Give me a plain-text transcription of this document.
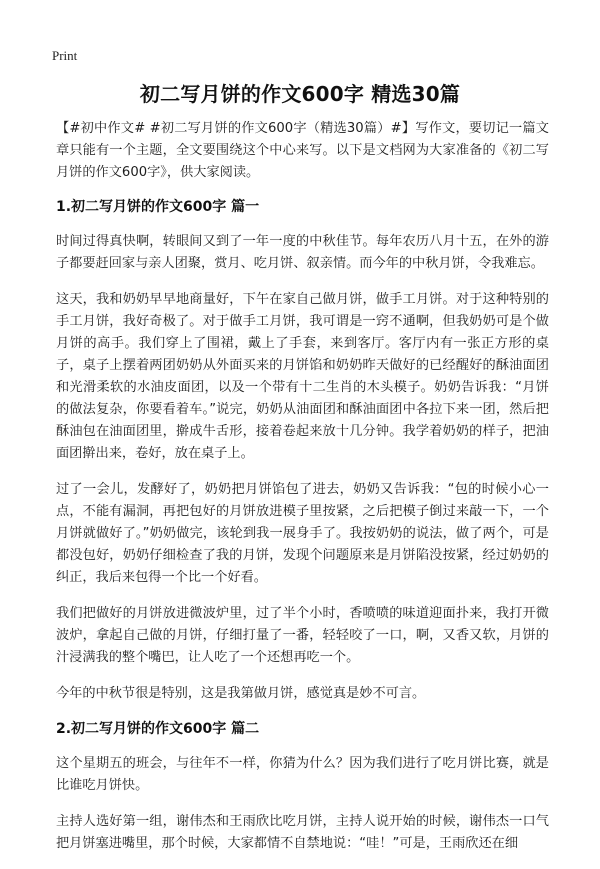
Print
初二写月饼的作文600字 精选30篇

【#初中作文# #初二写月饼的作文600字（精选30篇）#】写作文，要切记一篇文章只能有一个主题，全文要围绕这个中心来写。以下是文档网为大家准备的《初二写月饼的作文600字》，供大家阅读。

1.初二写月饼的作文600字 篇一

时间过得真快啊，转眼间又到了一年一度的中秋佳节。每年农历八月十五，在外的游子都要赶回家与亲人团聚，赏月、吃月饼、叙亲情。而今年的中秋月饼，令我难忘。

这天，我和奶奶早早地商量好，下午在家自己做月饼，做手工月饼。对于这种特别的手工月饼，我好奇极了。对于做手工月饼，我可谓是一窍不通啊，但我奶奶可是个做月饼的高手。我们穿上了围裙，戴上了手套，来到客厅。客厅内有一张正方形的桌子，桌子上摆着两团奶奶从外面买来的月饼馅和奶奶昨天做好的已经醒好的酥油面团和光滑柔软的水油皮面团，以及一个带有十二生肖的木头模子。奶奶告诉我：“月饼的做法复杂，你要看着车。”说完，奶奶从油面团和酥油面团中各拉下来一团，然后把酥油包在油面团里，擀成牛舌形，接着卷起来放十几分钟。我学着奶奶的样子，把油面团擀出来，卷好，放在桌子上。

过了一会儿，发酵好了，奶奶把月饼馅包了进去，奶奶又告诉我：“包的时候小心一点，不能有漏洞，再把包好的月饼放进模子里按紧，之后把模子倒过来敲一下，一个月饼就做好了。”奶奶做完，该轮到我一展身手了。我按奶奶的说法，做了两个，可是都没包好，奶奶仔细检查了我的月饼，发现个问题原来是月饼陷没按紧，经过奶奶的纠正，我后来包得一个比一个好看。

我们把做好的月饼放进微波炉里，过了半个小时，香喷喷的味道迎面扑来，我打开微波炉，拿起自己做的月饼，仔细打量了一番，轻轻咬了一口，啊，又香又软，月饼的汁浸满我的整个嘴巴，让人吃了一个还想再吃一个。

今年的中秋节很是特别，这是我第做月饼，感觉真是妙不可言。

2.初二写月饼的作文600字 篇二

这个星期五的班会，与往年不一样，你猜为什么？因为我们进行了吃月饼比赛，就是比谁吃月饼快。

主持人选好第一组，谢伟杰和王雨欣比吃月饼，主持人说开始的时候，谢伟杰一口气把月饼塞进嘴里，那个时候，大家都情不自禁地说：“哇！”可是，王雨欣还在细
------------------------
■ **Task objective**
Exact duplication of all the records is required; pictures are omitted from the copy.

■ **The reply**
Give me a plain-text transcription of this document.
Print
初二写月饼的作文600字 精选30篇

【#初中作文# #初二写月饼的作文600字（精选30篇）#】写作文，要切记一篇文章只能有一个主题，全文要围绕这个中心来写。以下是文档网为大家准备的《初二写月饼的作文600字》，供大家阅读。

1.初二写月饼的作文600字 篇一

时间过得真快啊，转眼间又到了一年一度的中秋佳节。每年农历八月十五，在外的游子都要赶回家与亲人团聚，赏月、吃月饼、叙亲情。而今年的中秋月饼，令我难忘。

这天，我和奶奶早早地商量好，下午在家自己做月饼，做手工月饼。对于这种特别的手工月饼，我好奇极了。对于做手工月饼，我可谓是一窍不通啊，但我奶奶可是个做月饼的高手。我们穿上了围裙，戴上了手套，来到客厅。客厅内有一张正方形的桌子，桌子上摆着两团奶奶从外面买来的月饼馅和奶奶昨天做好的已经醒好的酥油面团和光滑柔软的水油皮面团，以及一个带有十二生肖的木头模子。奶奶告诉我：“月饼的做法复杂，你要看着车。”说完，奶奶从油面团和酥油面团中各拉下来一团，然后把酥油包在油面团里，擀成牛舌形，接着卷起来放十几分钟。我学着奶奶的样子，把油面团擀出来，卷好，放在桌子上。

过了一会儿，发酵好了，奶奶把月饼馅包了进去，奶奶又告诉我：“包的时候小心一点，不能有漏洞，再把包好的月饼放进模子里按紧，之后把模子倒过来敲一下，一个月饼就做好了。”奶奶做完，该轮到我一展身手了。我按奶奶的说法，做了两个，可是都没包好，奶奶仔细检查了我的月饼，发现个问题原来是月饼陷没按紧，经过奶奶的纠正，我后来包得一个比一个好看。

我们把做好的月饼放进微波炉里，过了半个小时，香喷喷的味道迎面扑来，我打开微波炉，拿起自己做的月饼，仔细打量了一番，轻轻咬了一口，啊，又香又软，月饼的汁浸满我的整个嘴巴，让人吃了一个还想再吃一个。

今年的中秋节很是特别，这是我第做月饼，感觉真是妙不可言。

2.初二写月饼的作文600字 篇二

这个星期五的班会，与往年不一样，你猜为什么？因为我们进行了吃月饼比赛，就是比谁吃月饼快。

主持人选好第一组，谢伟杰和王雨欣比吃月饼，主持人说开始的时候，谢伟杰一口气把月饼塞进嘴里，那个时候，大家都情不自禁地说：“哇！”可是，王雨欣还在细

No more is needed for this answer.